— begin Data —
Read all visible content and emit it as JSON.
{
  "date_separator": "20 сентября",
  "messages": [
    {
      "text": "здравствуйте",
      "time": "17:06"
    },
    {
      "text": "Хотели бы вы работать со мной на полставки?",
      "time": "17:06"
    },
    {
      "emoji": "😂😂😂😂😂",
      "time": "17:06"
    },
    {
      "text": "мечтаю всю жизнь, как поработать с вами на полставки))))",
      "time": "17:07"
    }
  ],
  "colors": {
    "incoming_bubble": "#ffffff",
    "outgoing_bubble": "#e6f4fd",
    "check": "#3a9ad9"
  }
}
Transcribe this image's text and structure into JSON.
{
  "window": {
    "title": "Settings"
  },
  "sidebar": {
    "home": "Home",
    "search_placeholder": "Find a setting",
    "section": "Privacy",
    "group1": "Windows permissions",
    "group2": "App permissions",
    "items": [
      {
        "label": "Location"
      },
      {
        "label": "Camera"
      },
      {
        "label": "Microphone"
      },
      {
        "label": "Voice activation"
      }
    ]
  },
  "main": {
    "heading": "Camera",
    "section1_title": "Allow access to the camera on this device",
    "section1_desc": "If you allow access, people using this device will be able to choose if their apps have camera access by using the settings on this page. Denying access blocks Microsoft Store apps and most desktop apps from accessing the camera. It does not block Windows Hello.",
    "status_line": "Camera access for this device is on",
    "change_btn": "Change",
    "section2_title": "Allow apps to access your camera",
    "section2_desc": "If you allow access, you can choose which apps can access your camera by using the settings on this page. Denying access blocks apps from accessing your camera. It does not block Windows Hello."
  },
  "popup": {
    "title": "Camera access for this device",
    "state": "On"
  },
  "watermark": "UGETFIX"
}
— end Data —
Faithfully copy every entry, leaving nothing out.

Read all visible content and emit it as JSON.
{
  "date_separator": "20 сентября",
  "messages": [
    {
      "text": "здравствуйте",
      "time": "17:06"
    },
    {
      "text": "Хотели бы вы работать со мной на полставки?",
      "time": "17:06"
    },
    {
      "emoji": "😂😂😂😂😂",
      "time": "17:06"
    },
    {
      "text": "мечтаю всю жизнь, как поработать с вами на полставки))))",
      "time": "17:07"
    }
  ],
  "colors": {
    "incoming_bubble": "#ffffff",
    "outgoing_bubble": "#e6f4fd",
    "check": "#3a9ad9"
  }
}
Transcribe this image's text and structure into JSON.
{
  "window": {
    "title": "Settings"
  },
  "sidebar": {
    "home": "Home",
    "search_placeholder": "Find a setting",
    "section": "Privacy",
    "group1": "Windows permissions",
    "group2": "App permissions",
    "items": [
      {
        "label": "Location"
      },
      {
        "label": "Camera"
      },
      {
        "label": "Microphone"
      },
      {
        "label": "Voice activation"
      }
    ]
  },
  "main": {
    "heading": "Camera",
    "section1_title": "Allow access to the camera on this device",
    "section1_desc": "If you allow access, people using this device will be able to choose if their apps have camera access by using the settings on this page. Denying access blocks Microsoft Store apps and most desktop apps from accessing the camera. It does not block Windows Hello.",
    "status_line": "Camera access for this device is on",
    "change_btn": "Change",
    "section2_title": "Allow apps to access your camera",
    "section2_desc": "If you allow access, you can choose which apps can access your camera by using the settings on this page. Denying access blocks apps from accessing your camera. It does not block Windows Hello."
  },
  "popup": {
    "title": "Camera access for this device",
    "state": "On"
  },
  "watermark": "UGETFIX"
}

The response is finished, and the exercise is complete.